*Written exercise*. Find every line in the records below that holds the word "this" and copy it.

········

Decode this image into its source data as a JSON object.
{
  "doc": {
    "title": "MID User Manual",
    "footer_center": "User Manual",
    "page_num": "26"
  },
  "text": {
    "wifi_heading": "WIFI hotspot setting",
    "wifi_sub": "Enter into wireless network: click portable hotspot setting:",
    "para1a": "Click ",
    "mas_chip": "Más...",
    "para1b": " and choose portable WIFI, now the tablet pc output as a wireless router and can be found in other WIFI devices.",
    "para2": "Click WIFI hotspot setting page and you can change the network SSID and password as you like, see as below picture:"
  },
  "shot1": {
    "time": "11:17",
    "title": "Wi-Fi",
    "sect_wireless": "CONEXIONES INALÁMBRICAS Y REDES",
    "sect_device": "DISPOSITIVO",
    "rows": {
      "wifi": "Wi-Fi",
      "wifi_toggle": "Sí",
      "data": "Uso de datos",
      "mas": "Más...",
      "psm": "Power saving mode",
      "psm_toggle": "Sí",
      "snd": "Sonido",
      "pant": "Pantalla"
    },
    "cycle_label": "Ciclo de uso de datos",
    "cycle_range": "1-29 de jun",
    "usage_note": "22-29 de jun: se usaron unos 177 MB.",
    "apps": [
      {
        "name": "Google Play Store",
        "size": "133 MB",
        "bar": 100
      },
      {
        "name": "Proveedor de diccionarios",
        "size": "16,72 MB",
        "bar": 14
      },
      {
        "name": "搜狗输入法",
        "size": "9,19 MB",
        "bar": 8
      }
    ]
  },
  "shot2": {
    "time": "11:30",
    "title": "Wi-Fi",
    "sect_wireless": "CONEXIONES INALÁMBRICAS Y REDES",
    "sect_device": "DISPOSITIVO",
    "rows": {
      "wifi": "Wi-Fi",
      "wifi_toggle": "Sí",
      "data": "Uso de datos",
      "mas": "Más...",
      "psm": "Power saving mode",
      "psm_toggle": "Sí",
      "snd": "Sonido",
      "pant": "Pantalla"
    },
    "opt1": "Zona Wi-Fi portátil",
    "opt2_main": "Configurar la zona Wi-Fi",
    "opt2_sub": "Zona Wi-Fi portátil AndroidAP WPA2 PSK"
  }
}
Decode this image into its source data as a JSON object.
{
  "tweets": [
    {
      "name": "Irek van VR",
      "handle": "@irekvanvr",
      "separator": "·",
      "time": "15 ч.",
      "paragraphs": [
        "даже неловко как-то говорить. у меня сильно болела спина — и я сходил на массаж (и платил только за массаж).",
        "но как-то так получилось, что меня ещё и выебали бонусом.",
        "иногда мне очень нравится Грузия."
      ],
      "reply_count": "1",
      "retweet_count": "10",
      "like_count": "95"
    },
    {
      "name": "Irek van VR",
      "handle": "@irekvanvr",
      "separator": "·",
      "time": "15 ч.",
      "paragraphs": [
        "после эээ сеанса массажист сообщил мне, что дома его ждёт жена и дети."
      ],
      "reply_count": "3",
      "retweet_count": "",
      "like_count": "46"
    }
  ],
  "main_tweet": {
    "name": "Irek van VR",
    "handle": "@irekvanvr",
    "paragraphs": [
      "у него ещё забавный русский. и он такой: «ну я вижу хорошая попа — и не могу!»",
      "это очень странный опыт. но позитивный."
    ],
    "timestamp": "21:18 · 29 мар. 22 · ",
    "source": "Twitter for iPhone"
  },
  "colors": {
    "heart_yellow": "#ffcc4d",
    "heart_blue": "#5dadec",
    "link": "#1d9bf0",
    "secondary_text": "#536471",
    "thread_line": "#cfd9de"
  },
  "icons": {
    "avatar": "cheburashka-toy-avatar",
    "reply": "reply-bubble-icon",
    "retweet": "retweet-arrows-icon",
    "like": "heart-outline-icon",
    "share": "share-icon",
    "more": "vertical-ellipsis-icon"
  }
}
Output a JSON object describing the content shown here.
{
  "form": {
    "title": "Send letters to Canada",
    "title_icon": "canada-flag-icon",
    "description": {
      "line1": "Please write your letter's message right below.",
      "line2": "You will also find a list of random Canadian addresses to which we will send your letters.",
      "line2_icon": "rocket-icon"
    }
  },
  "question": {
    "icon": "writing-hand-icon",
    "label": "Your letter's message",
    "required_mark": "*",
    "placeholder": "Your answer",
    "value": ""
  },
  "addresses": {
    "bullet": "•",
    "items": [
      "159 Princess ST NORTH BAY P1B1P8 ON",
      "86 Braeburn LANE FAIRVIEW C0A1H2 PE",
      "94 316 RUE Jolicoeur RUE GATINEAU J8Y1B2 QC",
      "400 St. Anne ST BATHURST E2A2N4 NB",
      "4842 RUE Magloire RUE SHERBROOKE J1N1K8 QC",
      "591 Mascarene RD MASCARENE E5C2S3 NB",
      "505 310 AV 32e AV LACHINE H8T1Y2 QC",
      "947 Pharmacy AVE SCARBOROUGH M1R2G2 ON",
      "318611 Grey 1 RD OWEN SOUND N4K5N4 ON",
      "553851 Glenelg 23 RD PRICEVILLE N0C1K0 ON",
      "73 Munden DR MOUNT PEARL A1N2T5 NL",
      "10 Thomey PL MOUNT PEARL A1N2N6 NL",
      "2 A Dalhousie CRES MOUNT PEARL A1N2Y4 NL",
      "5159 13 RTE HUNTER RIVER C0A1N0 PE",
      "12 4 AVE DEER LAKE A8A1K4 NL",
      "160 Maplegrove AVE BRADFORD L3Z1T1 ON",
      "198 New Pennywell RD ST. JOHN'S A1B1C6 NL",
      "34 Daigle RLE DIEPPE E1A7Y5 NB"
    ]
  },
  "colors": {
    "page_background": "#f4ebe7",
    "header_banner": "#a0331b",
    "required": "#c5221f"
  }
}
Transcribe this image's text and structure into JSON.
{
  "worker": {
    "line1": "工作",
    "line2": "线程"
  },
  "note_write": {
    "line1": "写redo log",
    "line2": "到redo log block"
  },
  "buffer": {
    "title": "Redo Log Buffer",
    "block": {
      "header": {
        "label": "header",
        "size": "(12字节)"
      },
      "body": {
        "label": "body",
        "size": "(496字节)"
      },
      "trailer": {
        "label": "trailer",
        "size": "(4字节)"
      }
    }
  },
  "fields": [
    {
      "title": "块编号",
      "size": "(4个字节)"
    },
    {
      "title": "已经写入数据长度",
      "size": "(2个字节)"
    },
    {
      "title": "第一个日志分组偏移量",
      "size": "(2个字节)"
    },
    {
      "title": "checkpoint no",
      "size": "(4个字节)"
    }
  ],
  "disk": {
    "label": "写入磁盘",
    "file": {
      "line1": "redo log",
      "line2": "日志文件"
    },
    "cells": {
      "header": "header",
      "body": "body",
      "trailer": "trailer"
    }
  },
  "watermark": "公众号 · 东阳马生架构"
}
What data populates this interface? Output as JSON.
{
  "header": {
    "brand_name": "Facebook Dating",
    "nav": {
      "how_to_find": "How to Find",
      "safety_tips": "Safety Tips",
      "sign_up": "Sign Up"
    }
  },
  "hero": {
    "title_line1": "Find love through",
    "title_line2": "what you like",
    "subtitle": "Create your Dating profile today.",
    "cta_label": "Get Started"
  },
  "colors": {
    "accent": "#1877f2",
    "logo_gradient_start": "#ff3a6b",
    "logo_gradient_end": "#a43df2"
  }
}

········

*The answer*.
Decode this image into its source data as a JSON object.
Decode this image into its source data as a JSON object.
Transcribe this image's text and structure into JSON.
What data populates this interface? Output as JSON.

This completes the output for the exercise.